- _GIVEN REQUEST_: Return every line of the data below that includes the string "ShopStore皮膚保養專科".

- _DATA SECTION_:
□ □ □ □
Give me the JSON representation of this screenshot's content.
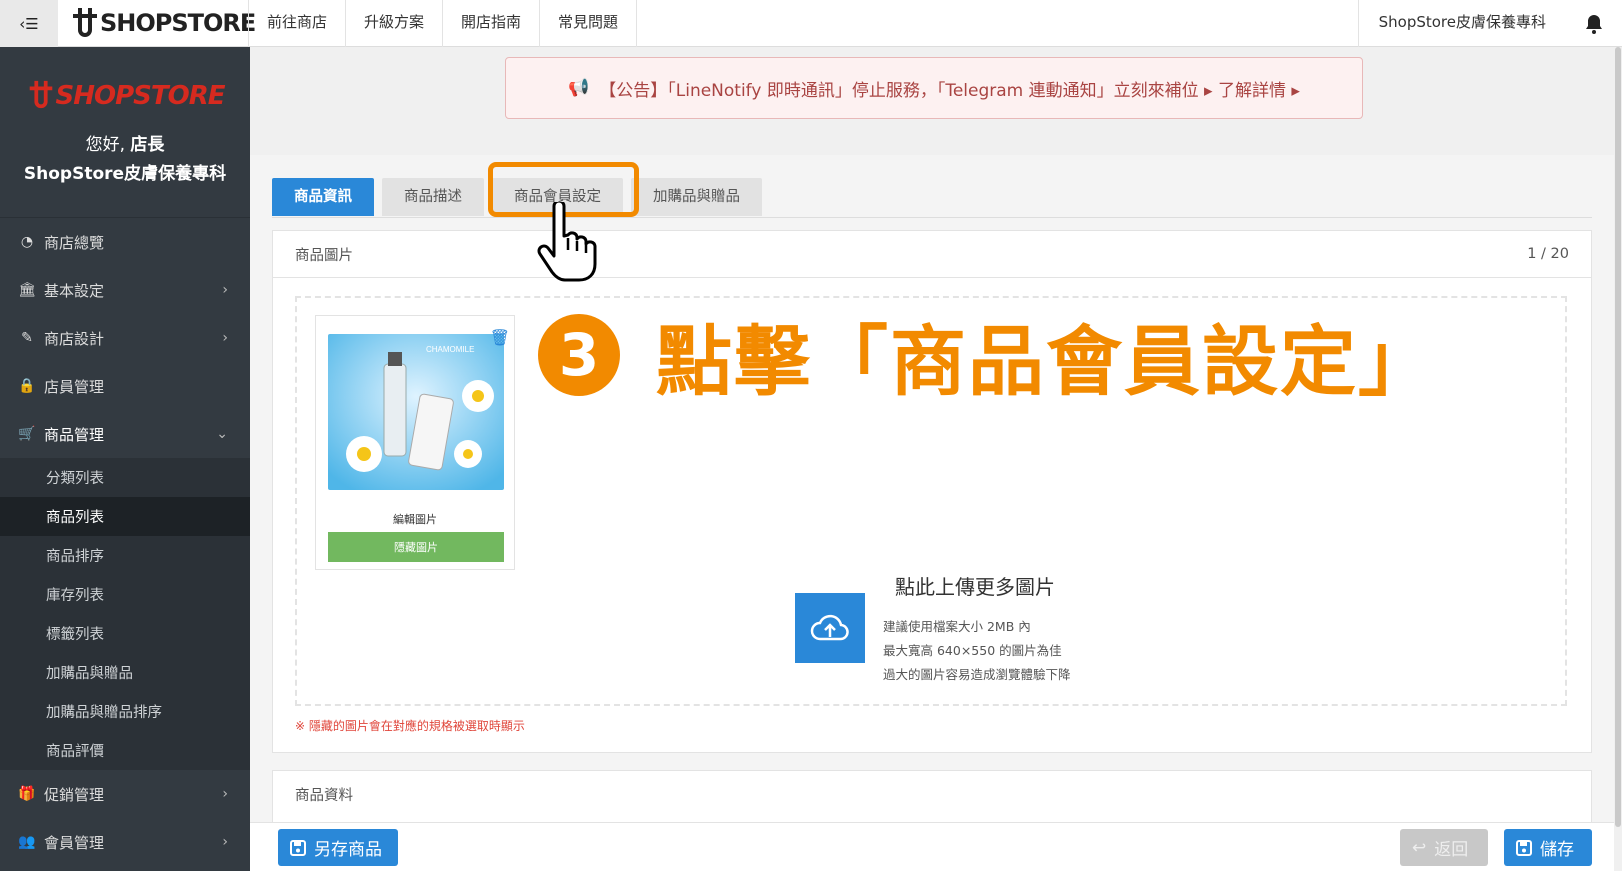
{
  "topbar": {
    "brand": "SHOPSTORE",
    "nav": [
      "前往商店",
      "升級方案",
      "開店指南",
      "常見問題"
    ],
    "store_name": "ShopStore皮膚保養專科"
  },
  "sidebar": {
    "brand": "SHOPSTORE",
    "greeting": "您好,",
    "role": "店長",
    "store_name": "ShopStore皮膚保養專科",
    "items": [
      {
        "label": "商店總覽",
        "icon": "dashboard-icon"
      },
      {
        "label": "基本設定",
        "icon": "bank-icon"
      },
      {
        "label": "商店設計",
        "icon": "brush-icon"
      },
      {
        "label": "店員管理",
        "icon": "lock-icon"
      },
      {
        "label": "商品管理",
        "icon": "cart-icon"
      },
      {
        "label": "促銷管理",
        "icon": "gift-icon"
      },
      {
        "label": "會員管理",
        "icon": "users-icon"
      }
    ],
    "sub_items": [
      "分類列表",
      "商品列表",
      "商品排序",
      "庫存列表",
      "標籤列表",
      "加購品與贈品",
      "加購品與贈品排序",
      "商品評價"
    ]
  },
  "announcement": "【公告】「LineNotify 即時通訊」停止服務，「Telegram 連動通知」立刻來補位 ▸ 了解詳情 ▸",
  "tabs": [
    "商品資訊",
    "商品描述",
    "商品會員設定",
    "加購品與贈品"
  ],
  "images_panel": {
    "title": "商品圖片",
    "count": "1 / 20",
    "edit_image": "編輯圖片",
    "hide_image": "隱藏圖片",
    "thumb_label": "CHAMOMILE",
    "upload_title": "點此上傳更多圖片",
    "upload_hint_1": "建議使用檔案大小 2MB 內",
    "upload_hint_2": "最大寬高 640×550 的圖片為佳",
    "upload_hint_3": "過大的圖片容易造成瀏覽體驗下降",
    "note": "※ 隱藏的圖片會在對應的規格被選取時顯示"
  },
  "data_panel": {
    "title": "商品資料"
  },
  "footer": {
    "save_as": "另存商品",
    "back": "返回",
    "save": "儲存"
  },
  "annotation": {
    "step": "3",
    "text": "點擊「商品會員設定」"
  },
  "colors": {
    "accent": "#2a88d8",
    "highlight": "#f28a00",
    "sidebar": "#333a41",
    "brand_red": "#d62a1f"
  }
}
□ □ □ □
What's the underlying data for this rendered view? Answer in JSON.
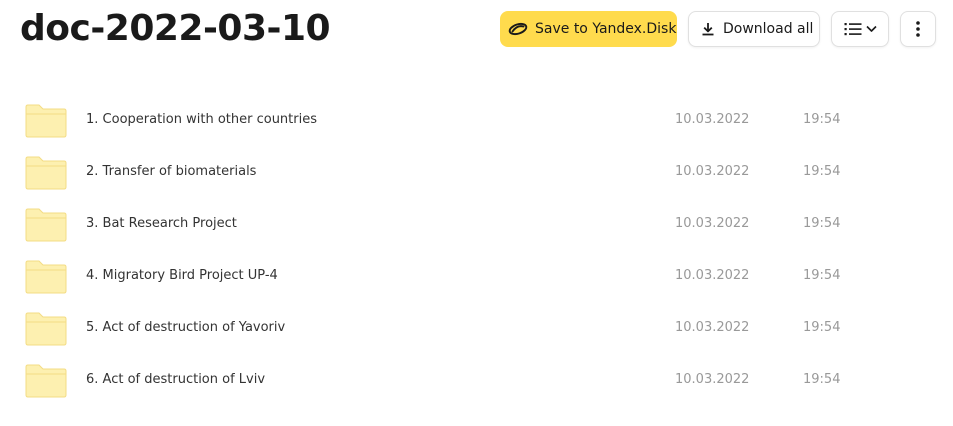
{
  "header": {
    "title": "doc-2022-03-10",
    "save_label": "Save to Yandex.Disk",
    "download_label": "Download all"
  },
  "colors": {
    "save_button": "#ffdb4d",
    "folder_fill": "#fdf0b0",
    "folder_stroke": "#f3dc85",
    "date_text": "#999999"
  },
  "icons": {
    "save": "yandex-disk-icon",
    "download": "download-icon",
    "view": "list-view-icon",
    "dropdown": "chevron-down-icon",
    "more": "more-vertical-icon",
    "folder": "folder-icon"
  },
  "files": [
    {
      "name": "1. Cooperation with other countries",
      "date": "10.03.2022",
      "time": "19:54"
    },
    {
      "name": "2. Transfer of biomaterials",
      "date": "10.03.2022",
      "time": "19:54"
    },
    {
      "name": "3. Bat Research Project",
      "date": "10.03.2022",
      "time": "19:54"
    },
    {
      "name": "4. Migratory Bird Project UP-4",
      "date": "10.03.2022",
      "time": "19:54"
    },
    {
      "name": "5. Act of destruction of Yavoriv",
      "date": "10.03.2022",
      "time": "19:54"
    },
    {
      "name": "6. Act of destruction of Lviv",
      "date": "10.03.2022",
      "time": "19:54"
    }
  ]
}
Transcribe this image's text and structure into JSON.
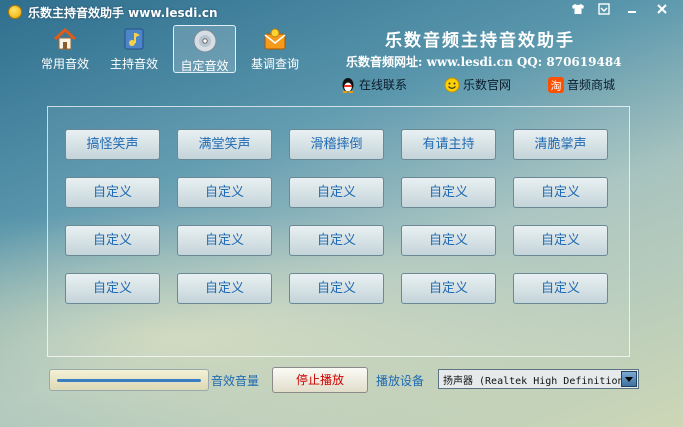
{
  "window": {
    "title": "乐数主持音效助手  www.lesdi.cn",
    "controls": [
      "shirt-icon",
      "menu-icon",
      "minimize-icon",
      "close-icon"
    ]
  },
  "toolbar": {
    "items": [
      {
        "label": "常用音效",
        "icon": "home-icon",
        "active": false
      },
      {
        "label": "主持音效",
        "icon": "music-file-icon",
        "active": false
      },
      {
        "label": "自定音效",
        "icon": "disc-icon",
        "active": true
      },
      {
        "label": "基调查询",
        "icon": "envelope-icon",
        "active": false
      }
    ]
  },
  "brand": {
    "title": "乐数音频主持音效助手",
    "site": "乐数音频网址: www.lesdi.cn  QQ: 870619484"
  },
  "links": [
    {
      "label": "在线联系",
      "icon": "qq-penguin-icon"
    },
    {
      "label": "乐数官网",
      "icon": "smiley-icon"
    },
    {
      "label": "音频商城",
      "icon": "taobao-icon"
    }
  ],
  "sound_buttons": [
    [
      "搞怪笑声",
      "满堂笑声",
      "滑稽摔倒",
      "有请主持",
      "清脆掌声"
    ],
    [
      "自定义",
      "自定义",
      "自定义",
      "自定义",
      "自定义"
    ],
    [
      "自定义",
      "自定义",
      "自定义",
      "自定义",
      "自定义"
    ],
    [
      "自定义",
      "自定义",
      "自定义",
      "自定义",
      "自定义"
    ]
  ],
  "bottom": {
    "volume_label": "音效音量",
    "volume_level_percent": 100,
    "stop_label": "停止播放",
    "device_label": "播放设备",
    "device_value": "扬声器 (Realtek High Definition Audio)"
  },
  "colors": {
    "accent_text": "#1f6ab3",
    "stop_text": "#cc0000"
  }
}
□ □ □ □
- _REPLY TO THE TASK_:
    "store_name": "ShopStore皮膚保養專科"
    "store_name": "ShopStore皮膚保養專科",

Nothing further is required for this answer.